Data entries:

********************

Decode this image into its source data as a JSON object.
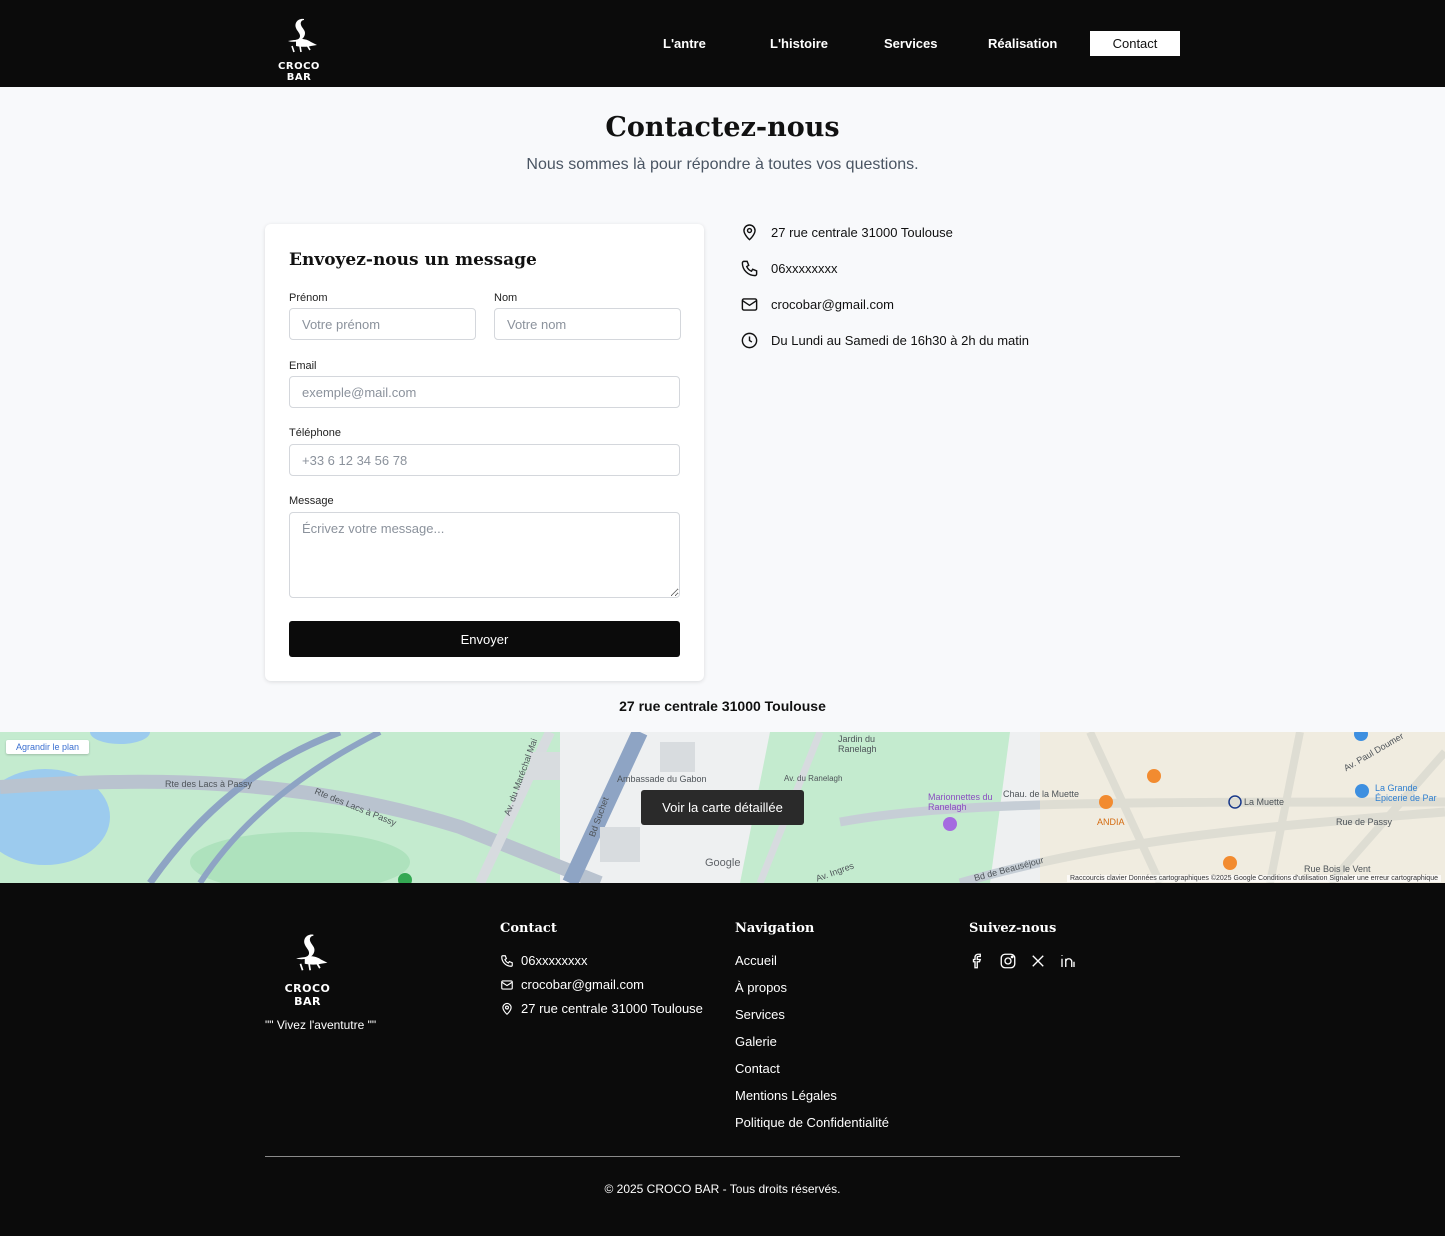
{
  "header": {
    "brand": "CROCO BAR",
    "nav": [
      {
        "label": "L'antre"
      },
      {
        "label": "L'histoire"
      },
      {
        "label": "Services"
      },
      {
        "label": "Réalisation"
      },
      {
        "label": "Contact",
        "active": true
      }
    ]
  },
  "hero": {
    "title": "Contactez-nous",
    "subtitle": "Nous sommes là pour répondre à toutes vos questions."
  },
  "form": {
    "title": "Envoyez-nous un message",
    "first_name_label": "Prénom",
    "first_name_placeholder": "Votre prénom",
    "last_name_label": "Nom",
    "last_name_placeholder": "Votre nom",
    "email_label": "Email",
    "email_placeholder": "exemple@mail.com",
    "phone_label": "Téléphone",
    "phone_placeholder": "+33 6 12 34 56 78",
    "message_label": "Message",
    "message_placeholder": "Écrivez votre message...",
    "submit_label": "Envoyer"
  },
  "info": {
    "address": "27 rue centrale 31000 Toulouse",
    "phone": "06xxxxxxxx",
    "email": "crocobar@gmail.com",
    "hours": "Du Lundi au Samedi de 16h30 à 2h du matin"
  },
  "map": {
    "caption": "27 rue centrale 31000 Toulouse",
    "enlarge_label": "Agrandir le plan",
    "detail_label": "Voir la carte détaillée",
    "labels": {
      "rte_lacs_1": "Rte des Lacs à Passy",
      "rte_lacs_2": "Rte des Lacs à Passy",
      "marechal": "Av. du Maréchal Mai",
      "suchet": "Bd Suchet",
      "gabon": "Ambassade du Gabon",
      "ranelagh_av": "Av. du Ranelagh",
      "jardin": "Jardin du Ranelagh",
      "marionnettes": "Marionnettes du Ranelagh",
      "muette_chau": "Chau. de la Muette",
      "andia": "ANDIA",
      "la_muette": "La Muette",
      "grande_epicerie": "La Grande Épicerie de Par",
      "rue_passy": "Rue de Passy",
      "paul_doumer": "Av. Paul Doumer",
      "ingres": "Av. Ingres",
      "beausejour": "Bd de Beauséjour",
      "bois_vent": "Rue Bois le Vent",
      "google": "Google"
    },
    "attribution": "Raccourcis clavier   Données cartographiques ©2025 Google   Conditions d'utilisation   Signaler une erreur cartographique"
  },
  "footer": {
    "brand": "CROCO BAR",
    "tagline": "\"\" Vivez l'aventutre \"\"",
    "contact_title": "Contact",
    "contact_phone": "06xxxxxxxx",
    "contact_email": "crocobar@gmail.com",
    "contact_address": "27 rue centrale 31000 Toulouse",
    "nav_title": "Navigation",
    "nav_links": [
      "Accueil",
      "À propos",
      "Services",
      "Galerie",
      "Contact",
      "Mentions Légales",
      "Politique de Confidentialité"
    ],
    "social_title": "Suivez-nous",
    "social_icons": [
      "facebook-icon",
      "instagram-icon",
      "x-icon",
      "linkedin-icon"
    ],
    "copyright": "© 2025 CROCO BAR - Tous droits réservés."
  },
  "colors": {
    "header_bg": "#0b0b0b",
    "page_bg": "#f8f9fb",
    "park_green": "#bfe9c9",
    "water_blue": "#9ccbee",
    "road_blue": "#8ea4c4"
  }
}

********************

INSTRUCTIONS FOR THE TASK: All entries must be written out again exactly as given, with no pictures in the copy.

SOLVED EXERCISE:
Decode this image into its source data as a JSON object.
{
  "header": {
    "brand": "CROCO BAR",
    "nav": [
      {
        "label": "L'antre"
      },
      {
        "label": "L'histoire"
      },
      {
        "label": "Services"
      },
      {
        "label": "Réalisation"
      },
      {
        "label": "Contact",
        "active": true
      }
    ]
  },
  "hero": {
    "title": "Contactez-nous",
    "subtitle": "Nous sommes là pour répondre à toutes vos questions."
  },
  "form": {
    "title": "Envoyez-nous un message",
    "first_name_label": "Prénom",
    "first_name_placeholder": "Votre prénom",
    "last_name_label": "Nom",
    "last_name_placeholder": "Votre nom",
    "email_label": "Email",
    "email_placeholder": "exemple@mail.com",
    "phone_label": "Téléphone",
    "phone_placeholder": "+33 6 12 34 56 78",
    "message_label": "Message",
    "message_placeholder": "Écrivez votre message...",
    "submit_label": "Envoyer"
  },
  "info": {
    "address": "27 rue centrale 31000 Toulouse",
    "phone": "06xxxxxxxx",
    "email": "crocobar@gmail.com",
    "hours": "Du Lundi au Samedi de 16h30 à 2h du matin"
  },
  "map": {
    "caption": "27 rue centrale 31000 Toulouse",
    "enlarge_label": "Agrandir le plan",
    "detail_label": "Voir la carte détaillée",
    "labels": {
      "rte_lacs_1": "Rte des Lacs à Passy",
      "rte_lacs_2": "Rte des Lacs à Passy",
      "marechal": "Av. du Maréchal Mai",
      "suchet": "Bd Suchet",
      "gabon": "Ambassade du Gabon",
      "ranelagh_av": "Av. du Ranelagh",
      "jardin": "Jardin du Ranelagh",
      "marionnettes": "Marionnettes du Ranelagh",
      "muette_chau": "Chau. de la Muette",
      "andia": "ANDIA",
      "la_muette": "La Muette",
      "grande_epicerie": "La Grande Épicerie de Par",
      "rue_passy": "Rue de Passy",
      "paul_doumer": "Av. Paul Doumer",
      "ingres": "Av. Ingres",
      "beausejour": "Bd de Beauséjour",
      "bois_vent": "Rue Bois le Vent",
      "google": "Google"
    },
    "attribution": "Raccourcis clavier   Données cartographiques ©2025 Google   Conditions d'utilisation   Signaler une erreur cartographique"
  },
  "footer": {
    "brand": "CROCO BAR",
    "tagline": "\"\" Vivez l'aventutre \"\"",
    "contact_title": "Contact",
    "contact_phone": "06xxxxxxxx",
    "contact_email": "crocobar@gmail.com",
    "contact_address": "27 rue centrale 31000 Toulouse",
    "nav_title": "Navigation",
    "nav_links": [
      "Accueil",
      "À propos",
      "Services",
      "Galerie",
      "Contact",
      "Mentions Légales",
      "Politique de Confidentialité"
    ],
    "social_title": "Suivez-nous",
    "social_icons": [
      "facebook-icon",
      "instagram-icon",
      "x-icon",
      "linkedin-icon"
    ],
    "copyright": "© 2025 CROCO BAR - Tous droits réservés."
  },
  "colors": {
    "header_bg": "#0b0b0b",
    "page_bg": "#f8f9fb",
    "park_green": "#bfe9c9",
    "water_blue": "#9ccbee",
    "road_blue": "#8ea4c4"
  }
}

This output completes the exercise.